(Extracted records)
══════════════════════════════
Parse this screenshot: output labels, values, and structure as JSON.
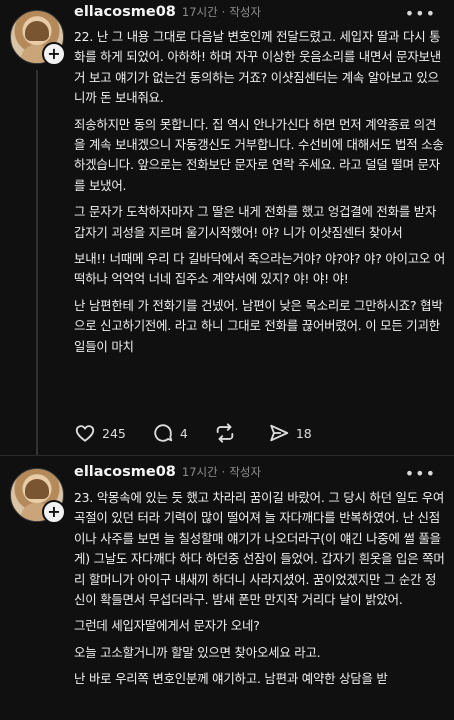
{
  "posts": [
    {
      "username": "ellacosme08",
      "time": "17시간",
      "author_tag": "작성자",
      "paragraphs": [
        "22. 난 그 내용 그대로 다음날 변호인께 전달드렸고. 세입자 딸과 다시 통화를 하게 되었어. 아하하! 하며 자꾸 이상한 웃음소리를 내면서 문자보낸거 보고 얘기가 없는건 동의하는 거죠? 이샷짐센터는 계속 알아보고 있으니까 돈 보내줘요.",
        "죄송하지만 동의 못합니다. 집 역시 안나가신다 하면 먼저 계약종료 의견을 계속 보내겠으니 자동갱신도 거부합니다. 수선비에 대해서도 법적 소송하겠습니다. 앞으로는 전화보단 문자로 연락 주세요. 라고 덜덜 떨며 문자를 보냈어.",
        "그 문자가 도착하자마자 그 딸은 내게 전화를 했고 엉겁결에 전화를 받자 갑자기 괴성을 지르며 울기시작했어! 야? 니가 이샷짐센터 찾아서",
        "보내!! 너때메 우리 다 길바닥에서 죽으라는거야? 야?야? 야? 아이고오 어떡하나 억억억 너네 집주소 계약서에 있지? 야! 야! 야!",
        "난 남편한테 가 전화기를 건넸어. 남편이 낮은 목소리로 그만하시죠? 협박으로 신고하기전에. 라고 하니 그대로 전화를 끊어버렸어. 이 모든 기괴한 일들이 마치"
      ],
      "likes": "245",
      "comments": "4",
      "shares": "18"
    },
    {
      "username": "ellacosme08",
      "time": "17시간",
      "author_tag": "작성자",
      "paragraphs": [
        "23. 악몽속에 있는 듯 했고 차라리 꿈이길 바랐어. 그 당시 하던 일도 우여곡절이 있던 터라 기력이 많이 떨어져 늘 자다깨다를 반복하였어. 난 신점이나 사주를 보면 늘 칠성할매 얘기가 나오더라구(이 얘긴 나중에 썰 풀을게) 그날도 자다깨다 하다 하던중 선잠이 들었어. 갑자기 흰옷을 입은 쪽머리 할머니가 아이구 내새끼 하더니 사라지셨어. 꿈이었겠지만 그 순간 정신이 확들면서 무섭더라구. 밤새 폰만 만지작 거리다 날이 밝았어.",
        "그런데 세입자딸에게서 문자가 오네?",
        "오늘 고소할거니까 할말 있으면 찾아오세요 라고.",
        "난 바로 우리쪽 변호인분께 얘기하고. 남편과 예약한 상담을 받"
      ]
    }
  ]
}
══════════════════════════════
■ **TO DO**
Reproduce each record above by retyping it exactly; omit all images.

■ **EXERCISE OUTPUT**
Parse this screenshot: output labels, values, and structure as JSON.
{
  "posts": [
    {
      "username": "ellacosme08",
      "time": "17시간",
      "author_tag": "작성자",
      "paragraphs": [
        "22. 난 그 내용 그대로 다음날 변호인께 전달드렸고. 세입자 딸과 다시 통화를 하게 되었어. 아하하! 하며 자꾸 이상한 웃음소리를 내면서 문자보낸거 보고 얘기가 없는건 동의하는 거죠? 이샷짐센터는 계속 알아보고 있으니까 돈 보내줘요.",
        "죄송하지만 동의 못합니다. 집 역시 안나가신다 하면 먼저 계약종료 의견을 계속 보내겠으니 자동갱신도 거부합니다. 수선비에 대해서도 법적 소송하겠습니다. 앞으로는 전화보단 문자로 연락 주세요. 라고 덜덜 떨며 문자를 보냈어.",
        "그 문자가 도착하자마자 그 딸은 내게 전화를 했고 엉겁결에 전화를 받자 갑자기 괴성을 지르며 울기시작했어! 야? 니가 이샷짐센터 찾아서",
        "보내!! 너때메 우리 다 길바닥에서 죽으라는거야? 야?야? 야? 아이고오 어떡하나 억억억 너네 집주소 계약서에 있지? 야! 야! 야!",
        "난 남편한테 가 전화기를 건넸어. 남편이 낮은 목소리로 그만하시죠? 협박으로 신고하기전에. 라고 하니 그대로 전화를 끊어버렸어. 이 모든 기괴한 일들이 마치"
      ],
      "likes": "245",
      "comments": "4",
      "shares": "18"
    },
    {
      "username": "ellacosme08",
      "time": "17시간",
      "author_tag": "작성자",
      "paragraphs": [
        "23. 악몽속에 있는 듯 했고 차라리 꿈이길 바랐어. 그 당시 하던 일도 우여곡절이 있던 터라 기력이 많이 떨어져 늘 자다깨다를 반복하였어. 난 신점이나 사주를 보면 늘 칠성할매 얘기가 나오더라구(이 얘긴 나중에 썰 풀을게) 그날도 자다깨다 하다 하던중 선잠이 들었어. 갑자기 흰옷을 입은 쪽머리 할머니가 아이구 내새끼 하더니 사라지셨어. 꿈이었겠지만 그 순간 정신이 확들면서 무섭더라구. 밤새 폰만 만지작 거리다 날이 밝았어.",
        "그런데 세입자딸에게서 문자가 오네?",
        "오늘 고소할거니까 할말 있으면 찾아오세요 라고.",
        "난 바로 우리쪽 변호인분께 얘기하고. 남편과 예약한 상담을 받"
      ]
    }
  ]
}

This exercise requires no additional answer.